Where a line of the material contains the string "found", copy that line.

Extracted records
= = = = = = =
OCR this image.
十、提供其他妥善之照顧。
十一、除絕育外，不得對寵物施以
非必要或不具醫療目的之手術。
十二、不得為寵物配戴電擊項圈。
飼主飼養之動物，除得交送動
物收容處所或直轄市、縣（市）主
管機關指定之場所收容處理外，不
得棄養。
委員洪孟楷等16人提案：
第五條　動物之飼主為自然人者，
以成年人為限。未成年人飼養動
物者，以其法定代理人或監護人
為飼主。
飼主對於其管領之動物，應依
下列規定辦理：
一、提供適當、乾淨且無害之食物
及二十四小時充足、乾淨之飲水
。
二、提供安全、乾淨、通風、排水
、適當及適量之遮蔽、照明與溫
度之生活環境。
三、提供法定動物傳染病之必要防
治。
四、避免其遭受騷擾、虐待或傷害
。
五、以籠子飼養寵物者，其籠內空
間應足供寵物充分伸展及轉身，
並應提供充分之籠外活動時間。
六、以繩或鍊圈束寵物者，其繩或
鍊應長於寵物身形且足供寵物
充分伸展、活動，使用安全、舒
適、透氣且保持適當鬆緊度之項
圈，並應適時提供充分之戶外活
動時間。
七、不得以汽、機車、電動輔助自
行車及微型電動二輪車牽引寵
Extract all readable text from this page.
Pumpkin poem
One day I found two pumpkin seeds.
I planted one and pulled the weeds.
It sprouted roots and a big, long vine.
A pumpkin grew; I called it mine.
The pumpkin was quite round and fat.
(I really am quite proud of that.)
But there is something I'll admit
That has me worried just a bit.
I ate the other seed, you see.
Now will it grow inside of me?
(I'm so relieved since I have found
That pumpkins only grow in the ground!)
= = = = = = =
### RESPONSE
One day I found two pumpkin seeds.
(I'm so relieved since I have found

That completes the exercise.